What you are asked to do:
In the entries, find all lines that hold the word "JSON" and copy them.

[Entries supplied start]

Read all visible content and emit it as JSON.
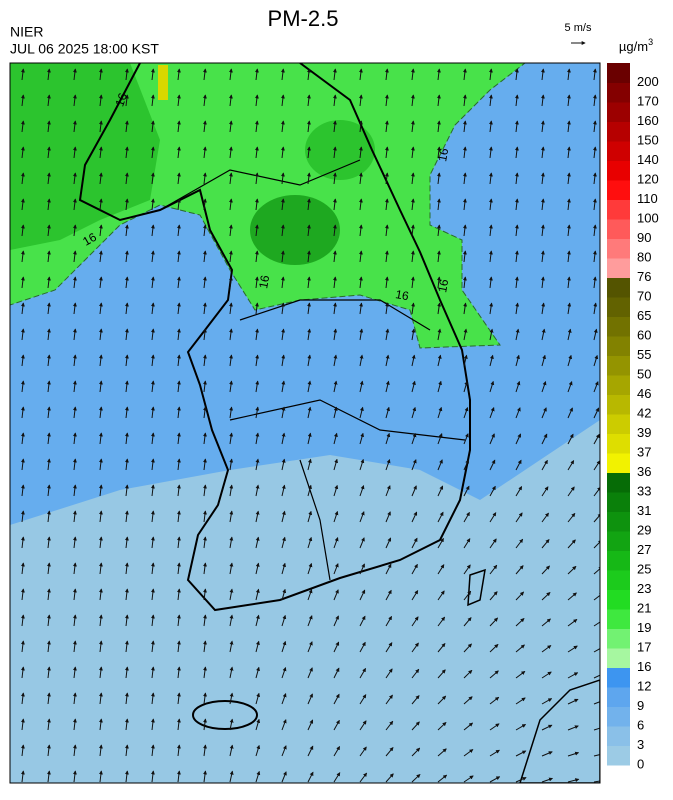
{
  "header": {
    "title": "PM-2.5",
    "agency": "NIER",
    "datetime": "JUL 06 2025 18:00 KST",
    "wind_scale": "5 m/s"
  },
  "colorbar": {
    "unit": "µg/m",
    "unit_superscript": "3",
    "levels": [
      0,
      3,
      6,
      9,
      12,
      16,
      17,
      19,
      21,
      23,
      25,
      27,
      29,
      31,
      33,
      36,
      37,
      39,
      42,
      46,
      50,
      55,
      60,
      65,
      70,
      76,
      80,
      90,
      100,
      110,
      120,
      140,
      150,
      160,
      170,
      200
    ],
    "colors": [
      "#9ccbe5",
      "#8ac0e8",
      "#72b2ec",
      "#5ea6ee",
      "#3d95f0",
      "#a6f7a0",
      "#72f272",
      "#3fe83f",
      "#22dc22",
      "#1ccb1c",
      "#16b816",
      "#12a412",
      "#0e920e",
      "#0a800a",
      "#066c06",
      "#f2f200",
      "#dede00",
      "#cccc00",
      "#b8b800",
      "#a6a600",
      "#949400",
      "#828200",
      "#727200",
      "#626200",
      "#545400",
      "#ff9c9c",
      "#ff7a7a",
      "#ff5a5a",
      "#ff3a3a",
      "#ff0e0e",
      "#e80000",
      "#cf0000",
      "#b60000",
      "#9c0000",
      "#840000",
      "#6a0000"
    ]
  },
  "map": {
    "contour_labels": [
      "16",
      "16",
      "16",
      "16",
      "16",
      "16"
    ]
  }
}
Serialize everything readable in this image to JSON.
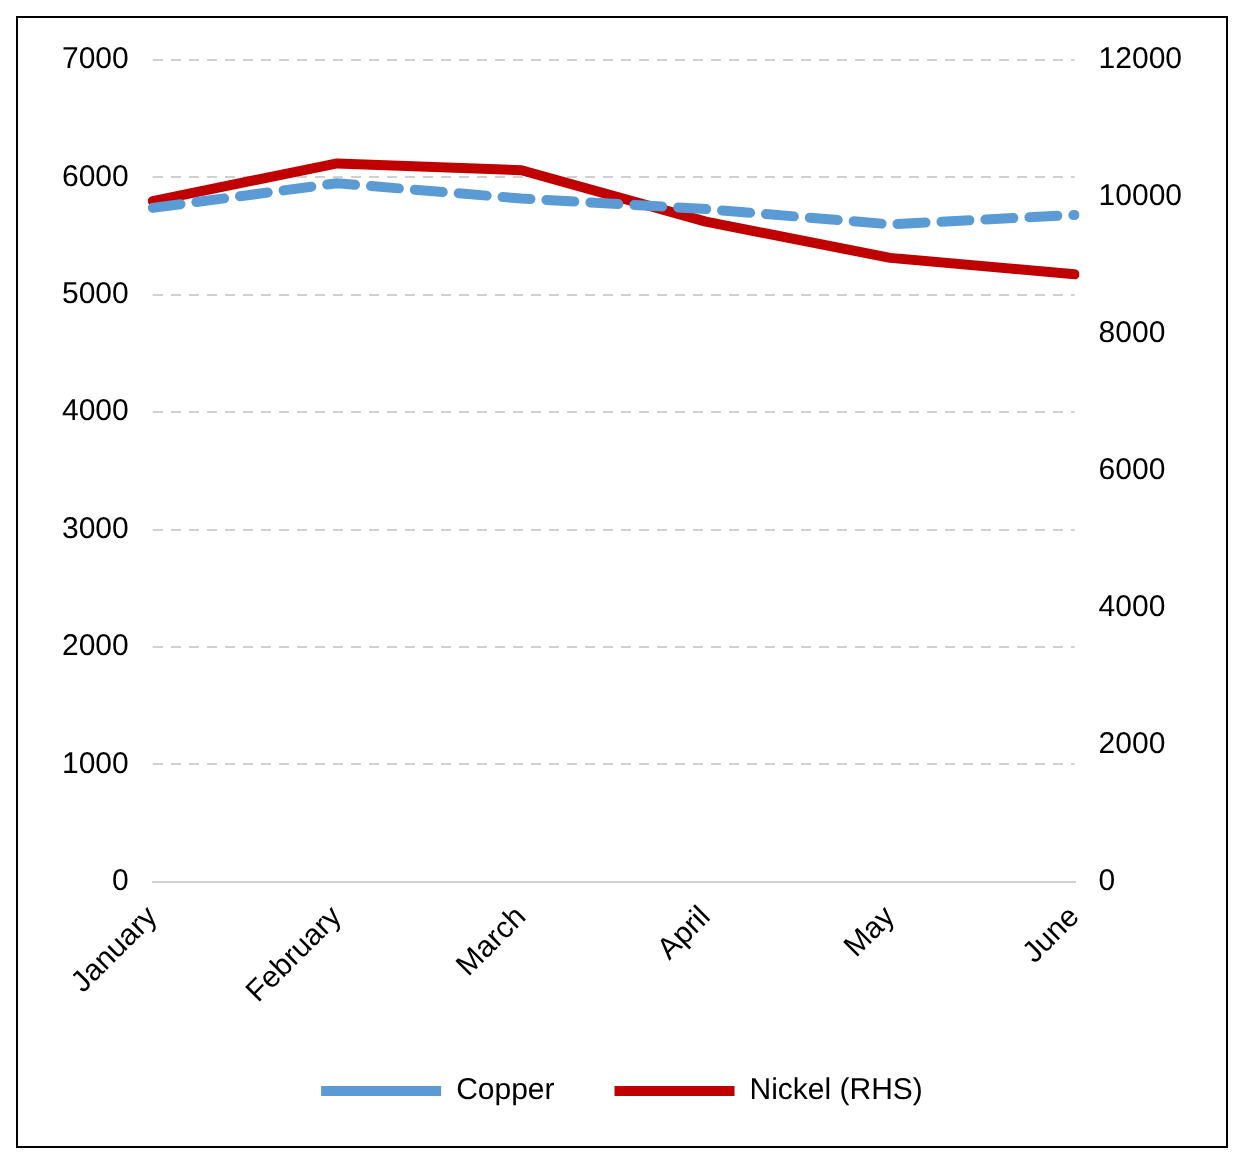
{
  "chart_data": {
    "type": "line",
    "categories": [
      "January",
      "February",
      "March",
      "April",
      "May",
      "June"
    ],
    "series": [
      {
        "name": "Copper",
        "color": "#5b9bd5",
        "values": [
          5740,
          5950,
          5820,
          5730,
          5600,
          5680
        ],
        "line_style": "dashed"
      },
      {
        "name": "Nickel (RHS)",
        "color": "#c00000",
        "values": [
          9940,
          10490,
          10390,
          9640,
          9110,
          8870
        ],
        "axis": "y2",
        "line_style": "solid"
      }
    ],
    "ylim": [
      0,
      7000
    ],
    "yticks": [
      0,
      1000,
      2000,
      3000,
      4000,
      5000,
      6000,
      7000
    ],
    "y2lim": [
      0,
      12000
    ],
    "y2ticks": [
      0,
      2000,
      4000,
      6000,
      8000,
      10000,
      12000
    ],
    "grid": "y",
    "legend": "bottom",
    "marker": "none"
  }
}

[Entries supplied end]

Result of this exercise:
Read all visible content and emit it as JSON.
Serialize everything readable in this image to JSON.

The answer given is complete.